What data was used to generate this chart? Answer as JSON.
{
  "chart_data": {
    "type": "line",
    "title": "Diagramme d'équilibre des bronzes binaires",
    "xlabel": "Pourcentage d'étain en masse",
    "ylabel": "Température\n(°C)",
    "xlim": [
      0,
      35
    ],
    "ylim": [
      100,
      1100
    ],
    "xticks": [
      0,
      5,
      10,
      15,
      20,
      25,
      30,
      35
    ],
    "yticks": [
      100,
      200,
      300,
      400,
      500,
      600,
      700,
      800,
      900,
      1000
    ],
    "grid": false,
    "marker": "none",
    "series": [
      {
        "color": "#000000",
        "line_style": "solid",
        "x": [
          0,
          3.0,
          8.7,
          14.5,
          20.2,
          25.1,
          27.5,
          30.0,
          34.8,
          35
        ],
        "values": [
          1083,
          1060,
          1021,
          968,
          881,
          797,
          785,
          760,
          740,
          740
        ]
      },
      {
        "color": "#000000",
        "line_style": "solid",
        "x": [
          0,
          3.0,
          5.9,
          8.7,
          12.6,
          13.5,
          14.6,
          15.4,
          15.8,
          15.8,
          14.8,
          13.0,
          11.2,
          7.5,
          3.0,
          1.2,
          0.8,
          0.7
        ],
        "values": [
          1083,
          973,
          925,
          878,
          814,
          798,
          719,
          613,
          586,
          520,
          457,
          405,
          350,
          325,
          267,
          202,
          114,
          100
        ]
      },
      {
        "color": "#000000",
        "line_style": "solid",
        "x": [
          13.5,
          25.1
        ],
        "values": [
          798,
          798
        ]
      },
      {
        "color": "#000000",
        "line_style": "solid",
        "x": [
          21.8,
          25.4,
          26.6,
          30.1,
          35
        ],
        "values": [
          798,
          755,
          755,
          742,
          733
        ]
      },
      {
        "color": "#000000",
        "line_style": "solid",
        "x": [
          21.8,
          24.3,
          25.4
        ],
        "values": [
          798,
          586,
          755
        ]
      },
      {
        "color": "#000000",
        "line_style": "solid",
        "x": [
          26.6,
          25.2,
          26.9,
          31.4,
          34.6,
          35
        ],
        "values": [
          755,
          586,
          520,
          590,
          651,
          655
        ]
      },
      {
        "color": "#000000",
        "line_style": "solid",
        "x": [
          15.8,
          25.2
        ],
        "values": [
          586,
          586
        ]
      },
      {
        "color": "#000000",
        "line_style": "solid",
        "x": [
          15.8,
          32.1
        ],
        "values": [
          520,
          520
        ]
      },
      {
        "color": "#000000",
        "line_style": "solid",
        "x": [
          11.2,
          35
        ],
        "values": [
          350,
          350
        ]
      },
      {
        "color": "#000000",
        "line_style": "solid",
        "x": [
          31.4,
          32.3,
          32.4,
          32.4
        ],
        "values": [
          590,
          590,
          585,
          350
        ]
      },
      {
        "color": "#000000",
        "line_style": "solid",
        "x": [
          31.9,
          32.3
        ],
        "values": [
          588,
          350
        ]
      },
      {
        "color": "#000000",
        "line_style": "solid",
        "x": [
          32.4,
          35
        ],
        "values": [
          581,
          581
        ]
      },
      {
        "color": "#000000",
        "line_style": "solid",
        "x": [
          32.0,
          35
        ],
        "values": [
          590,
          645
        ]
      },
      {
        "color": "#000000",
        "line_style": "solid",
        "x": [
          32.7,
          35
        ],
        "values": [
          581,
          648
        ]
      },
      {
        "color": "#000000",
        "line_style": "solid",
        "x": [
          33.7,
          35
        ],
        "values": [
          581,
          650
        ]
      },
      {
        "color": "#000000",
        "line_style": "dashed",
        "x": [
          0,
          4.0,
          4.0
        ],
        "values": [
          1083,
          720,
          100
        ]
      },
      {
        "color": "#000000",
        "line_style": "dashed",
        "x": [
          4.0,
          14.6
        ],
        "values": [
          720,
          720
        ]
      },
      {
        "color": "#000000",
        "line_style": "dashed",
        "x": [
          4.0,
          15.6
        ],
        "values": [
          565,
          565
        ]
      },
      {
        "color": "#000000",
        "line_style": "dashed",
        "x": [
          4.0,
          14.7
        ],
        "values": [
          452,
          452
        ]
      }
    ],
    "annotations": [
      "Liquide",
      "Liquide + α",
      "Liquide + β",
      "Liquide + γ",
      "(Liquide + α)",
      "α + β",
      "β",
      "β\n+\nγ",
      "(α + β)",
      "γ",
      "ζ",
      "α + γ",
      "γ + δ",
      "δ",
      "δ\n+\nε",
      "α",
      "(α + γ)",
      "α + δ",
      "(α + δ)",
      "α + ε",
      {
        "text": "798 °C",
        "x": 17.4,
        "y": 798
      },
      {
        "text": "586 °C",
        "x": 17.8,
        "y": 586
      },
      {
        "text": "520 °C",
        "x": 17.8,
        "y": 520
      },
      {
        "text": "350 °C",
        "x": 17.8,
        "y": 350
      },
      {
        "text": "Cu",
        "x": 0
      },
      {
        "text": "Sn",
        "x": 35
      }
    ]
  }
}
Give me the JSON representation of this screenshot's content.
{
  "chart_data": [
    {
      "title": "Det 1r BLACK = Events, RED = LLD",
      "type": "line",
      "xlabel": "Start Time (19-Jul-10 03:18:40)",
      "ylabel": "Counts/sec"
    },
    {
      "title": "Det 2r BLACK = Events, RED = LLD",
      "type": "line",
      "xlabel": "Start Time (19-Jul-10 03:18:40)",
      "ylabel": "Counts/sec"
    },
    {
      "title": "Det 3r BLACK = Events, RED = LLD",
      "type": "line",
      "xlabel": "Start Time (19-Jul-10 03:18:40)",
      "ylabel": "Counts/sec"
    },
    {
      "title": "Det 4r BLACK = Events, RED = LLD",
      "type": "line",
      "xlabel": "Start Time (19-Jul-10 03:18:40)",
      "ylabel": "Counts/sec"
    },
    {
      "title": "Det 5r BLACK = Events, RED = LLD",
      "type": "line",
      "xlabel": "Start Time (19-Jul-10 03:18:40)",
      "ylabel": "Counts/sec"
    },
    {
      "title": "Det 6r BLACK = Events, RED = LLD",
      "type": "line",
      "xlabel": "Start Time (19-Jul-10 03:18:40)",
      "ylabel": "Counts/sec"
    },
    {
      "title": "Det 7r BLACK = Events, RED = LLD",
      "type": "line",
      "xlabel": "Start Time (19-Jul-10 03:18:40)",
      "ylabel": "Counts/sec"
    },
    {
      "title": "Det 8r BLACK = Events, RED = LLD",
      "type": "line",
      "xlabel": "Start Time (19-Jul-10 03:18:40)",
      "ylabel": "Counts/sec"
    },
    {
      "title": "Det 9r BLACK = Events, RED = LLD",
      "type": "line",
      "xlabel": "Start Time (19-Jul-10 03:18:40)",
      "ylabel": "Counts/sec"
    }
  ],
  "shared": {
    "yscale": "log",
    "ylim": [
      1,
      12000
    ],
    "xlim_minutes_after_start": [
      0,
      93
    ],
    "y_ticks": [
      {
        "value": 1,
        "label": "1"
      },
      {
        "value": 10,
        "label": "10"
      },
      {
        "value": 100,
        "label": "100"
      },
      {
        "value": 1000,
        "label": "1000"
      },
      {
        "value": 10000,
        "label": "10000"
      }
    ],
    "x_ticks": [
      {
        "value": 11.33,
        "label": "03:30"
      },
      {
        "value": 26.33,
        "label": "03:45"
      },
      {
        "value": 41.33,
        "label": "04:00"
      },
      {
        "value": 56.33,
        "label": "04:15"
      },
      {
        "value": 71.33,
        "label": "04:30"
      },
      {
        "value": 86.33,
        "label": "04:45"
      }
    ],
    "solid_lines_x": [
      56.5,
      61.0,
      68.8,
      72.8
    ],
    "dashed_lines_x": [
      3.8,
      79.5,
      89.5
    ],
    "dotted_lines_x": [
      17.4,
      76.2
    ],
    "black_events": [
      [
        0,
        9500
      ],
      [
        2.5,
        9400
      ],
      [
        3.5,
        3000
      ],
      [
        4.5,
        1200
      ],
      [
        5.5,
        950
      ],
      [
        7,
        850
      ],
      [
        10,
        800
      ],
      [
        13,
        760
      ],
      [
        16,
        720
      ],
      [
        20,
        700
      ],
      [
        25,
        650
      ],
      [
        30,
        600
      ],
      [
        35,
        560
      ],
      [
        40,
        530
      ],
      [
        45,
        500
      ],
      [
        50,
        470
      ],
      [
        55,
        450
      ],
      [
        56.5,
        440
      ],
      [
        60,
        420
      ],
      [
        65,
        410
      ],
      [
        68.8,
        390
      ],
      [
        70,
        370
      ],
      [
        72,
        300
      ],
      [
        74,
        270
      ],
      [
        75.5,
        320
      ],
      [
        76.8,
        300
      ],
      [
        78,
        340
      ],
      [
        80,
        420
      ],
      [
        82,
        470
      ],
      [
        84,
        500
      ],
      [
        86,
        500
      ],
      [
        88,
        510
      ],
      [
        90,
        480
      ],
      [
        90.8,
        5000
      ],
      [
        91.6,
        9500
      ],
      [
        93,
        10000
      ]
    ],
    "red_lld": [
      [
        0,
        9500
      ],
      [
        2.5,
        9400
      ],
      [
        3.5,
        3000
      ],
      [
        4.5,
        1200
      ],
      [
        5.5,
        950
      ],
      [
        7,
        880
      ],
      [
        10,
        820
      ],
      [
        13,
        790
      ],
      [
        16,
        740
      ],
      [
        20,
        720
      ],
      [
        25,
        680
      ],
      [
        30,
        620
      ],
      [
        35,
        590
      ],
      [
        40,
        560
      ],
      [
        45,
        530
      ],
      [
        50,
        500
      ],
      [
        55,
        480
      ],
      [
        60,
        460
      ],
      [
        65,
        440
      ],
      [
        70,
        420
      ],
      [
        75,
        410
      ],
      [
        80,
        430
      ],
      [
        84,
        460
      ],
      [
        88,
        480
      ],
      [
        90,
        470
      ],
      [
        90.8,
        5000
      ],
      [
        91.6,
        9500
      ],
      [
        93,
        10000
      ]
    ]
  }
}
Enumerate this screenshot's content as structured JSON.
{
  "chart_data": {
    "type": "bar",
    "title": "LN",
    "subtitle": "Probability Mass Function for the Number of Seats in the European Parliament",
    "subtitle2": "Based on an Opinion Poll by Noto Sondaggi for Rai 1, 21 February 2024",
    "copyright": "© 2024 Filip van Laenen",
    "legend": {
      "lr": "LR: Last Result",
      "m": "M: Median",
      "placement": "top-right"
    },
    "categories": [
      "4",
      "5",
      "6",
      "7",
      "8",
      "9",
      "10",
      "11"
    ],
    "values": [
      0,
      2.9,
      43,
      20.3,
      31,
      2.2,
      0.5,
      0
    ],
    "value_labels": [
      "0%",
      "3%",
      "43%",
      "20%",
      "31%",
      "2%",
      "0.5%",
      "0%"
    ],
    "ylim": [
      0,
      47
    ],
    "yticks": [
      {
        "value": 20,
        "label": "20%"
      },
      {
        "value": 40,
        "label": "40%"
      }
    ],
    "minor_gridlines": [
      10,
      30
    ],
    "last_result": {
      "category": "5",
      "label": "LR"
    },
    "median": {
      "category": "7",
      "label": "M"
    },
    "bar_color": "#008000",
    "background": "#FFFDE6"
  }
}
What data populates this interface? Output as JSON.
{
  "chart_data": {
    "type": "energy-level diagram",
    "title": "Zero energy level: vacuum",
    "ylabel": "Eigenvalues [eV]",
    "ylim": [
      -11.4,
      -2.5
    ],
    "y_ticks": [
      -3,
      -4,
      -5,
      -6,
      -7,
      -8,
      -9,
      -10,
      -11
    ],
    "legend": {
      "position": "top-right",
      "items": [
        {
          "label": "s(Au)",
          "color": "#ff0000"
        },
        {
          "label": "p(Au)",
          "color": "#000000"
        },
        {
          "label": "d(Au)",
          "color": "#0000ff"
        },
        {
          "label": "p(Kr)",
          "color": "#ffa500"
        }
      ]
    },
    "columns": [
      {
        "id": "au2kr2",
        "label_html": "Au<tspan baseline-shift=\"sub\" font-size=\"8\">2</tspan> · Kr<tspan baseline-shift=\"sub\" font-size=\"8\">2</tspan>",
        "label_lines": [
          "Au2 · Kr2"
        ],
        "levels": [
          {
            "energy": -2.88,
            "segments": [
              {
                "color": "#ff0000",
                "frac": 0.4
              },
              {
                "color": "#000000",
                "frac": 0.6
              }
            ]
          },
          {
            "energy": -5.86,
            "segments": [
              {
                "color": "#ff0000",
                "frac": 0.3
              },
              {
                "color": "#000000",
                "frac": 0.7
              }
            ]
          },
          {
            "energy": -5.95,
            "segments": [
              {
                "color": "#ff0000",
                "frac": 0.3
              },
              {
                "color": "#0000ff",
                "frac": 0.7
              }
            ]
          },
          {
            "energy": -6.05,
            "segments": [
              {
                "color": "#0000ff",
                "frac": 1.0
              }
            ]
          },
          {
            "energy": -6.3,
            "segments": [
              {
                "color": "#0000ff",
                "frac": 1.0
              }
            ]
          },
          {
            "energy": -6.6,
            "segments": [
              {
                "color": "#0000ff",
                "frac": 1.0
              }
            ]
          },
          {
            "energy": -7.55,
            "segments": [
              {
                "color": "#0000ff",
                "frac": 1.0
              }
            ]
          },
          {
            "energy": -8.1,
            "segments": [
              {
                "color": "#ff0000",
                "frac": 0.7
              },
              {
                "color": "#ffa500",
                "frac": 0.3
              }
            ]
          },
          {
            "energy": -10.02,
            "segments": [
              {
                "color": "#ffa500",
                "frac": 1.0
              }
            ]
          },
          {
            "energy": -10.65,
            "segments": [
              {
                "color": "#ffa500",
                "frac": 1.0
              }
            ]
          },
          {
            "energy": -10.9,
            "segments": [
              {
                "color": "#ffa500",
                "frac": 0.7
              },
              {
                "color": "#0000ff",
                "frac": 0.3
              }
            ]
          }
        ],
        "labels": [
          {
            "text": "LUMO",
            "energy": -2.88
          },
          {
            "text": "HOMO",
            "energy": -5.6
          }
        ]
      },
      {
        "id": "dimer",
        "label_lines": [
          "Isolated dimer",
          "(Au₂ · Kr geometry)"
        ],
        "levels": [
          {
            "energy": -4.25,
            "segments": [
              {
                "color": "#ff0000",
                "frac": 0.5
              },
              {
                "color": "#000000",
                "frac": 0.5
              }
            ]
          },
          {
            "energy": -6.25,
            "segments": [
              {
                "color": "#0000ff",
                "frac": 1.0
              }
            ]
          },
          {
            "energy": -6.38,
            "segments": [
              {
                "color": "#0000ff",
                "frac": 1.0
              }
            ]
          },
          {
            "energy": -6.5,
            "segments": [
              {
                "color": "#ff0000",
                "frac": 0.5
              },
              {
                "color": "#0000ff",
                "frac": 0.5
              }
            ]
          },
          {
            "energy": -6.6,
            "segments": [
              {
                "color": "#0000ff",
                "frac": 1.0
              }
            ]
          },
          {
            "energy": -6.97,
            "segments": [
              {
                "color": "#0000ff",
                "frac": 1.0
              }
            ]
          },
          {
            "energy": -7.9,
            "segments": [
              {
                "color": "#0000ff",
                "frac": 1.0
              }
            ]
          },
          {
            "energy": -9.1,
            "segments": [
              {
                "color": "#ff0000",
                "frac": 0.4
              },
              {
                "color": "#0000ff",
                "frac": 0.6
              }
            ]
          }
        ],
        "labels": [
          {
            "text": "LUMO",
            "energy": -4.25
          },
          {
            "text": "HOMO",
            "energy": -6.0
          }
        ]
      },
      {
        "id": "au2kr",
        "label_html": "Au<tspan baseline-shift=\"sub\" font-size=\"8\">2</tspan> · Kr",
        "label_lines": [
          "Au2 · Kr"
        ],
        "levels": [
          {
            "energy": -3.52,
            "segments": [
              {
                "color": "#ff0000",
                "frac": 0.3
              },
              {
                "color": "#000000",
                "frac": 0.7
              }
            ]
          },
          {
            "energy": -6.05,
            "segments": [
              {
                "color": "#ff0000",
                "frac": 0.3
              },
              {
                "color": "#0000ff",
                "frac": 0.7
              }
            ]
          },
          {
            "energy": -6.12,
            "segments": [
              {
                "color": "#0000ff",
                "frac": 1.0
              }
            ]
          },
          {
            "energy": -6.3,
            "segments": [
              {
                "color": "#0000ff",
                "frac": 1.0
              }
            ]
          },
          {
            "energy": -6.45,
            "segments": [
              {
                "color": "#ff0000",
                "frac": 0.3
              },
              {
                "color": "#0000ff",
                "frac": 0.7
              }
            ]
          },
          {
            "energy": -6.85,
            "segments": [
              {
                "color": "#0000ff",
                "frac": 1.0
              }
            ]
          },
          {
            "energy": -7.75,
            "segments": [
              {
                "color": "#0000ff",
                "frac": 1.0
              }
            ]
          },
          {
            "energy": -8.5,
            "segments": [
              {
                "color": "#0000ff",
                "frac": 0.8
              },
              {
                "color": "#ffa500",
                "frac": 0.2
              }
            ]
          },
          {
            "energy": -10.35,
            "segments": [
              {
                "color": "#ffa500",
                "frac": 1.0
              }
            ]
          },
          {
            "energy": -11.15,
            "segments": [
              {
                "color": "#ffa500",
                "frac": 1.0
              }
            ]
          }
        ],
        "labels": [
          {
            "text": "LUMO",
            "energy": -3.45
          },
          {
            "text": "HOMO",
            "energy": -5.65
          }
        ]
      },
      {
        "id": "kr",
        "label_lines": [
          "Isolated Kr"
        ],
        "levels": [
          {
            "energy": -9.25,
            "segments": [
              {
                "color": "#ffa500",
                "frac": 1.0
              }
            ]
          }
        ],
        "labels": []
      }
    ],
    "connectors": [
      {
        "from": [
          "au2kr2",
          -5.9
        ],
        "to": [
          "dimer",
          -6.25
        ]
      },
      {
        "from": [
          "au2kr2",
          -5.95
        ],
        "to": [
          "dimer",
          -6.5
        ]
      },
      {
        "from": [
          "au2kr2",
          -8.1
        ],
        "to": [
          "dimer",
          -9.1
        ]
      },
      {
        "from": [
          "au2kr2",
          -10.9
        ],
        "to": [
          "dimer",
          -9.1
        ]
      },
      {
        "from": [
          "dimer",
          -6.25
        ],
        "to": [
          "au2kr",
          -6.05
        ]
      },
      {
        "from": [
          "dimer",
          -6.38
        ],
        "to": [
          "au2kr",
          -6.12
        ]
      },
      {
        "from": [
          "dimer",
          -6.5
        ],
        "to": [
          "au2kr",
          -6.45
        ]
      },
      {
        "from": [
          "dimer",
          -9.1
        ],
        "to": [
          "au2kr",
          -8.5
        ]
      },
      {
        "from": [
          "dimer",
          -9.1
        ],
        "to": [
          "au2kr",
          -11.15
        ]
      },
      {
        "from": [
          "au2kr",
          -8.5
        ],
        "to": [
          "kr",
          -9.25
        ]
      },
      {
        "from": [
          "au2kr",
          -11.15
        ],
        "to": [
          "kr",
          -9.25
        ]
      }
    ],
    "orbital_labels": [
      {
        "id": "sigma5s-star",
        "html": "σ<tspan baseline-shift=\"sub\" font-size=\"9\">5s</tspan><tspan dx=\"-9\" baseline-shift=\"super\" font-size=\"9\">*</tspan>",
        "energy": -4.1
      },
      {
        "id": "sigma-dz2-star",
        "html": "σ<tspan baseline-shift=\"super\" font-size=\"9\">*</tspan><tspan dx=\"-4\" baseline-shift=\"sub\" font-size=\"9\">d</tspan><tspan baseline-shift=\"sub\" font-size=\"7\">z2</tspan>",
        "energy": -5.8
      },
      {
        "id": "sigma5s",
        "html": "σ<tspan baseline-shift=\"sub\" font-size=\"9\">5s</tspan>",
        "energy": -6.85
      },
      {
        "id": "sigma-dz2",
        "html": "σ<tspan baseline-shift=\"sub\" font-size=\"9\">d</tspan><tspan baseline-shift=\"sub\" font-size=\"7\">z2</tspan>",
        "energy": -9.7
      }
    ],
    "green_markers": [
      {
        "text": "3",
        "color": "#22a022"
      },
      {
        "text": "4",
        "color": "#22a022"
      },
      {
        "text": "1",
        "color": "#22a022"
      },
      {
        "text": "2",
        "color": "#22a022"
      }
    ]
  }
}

* _Your goal_: From the material above, copy each line that includes the word "shift".

* _Answer to this task_:
        "label_html": "Au<tspan baseline-shift=\"sub\" font-size=\"8\">2</tspan> · Kr<tspan baseline-shift=\"sub\" font-size=\"8\">2</tspan>",
        "label_html": "Au<tspan baseline-shift=\"sub\" font-size=\"8\">2</tspan> · Kr",
        "html": "σ<tspan baseline-shift=\"sub\" font-size=\"9\">5s</tspan><tspan dx=\"-9\" baseline-shift=\"super\" font-size=\"9\">*</tspan>",
        "html": "σ<tspan baseline-shift=\"super\" font-size=\"9\">*</tspan><tspan dx=\"-4\" baseline-shift=\"sub\" font-size=\"9\">d</tspan><tspan baseline-shift=\"sub\" font-size=\"7\">z2</tspan>",
        "html": "σ<tspan baseline-shift=\"sub\" font-size=\"9\">5s</tspan>",
        "html": "σ<tspan baseline-shift=\"sub\" font-size=\"9\">d</tspan><tspan baseline-shift=\"sub\" font-size=\"7\">z2</tspan>",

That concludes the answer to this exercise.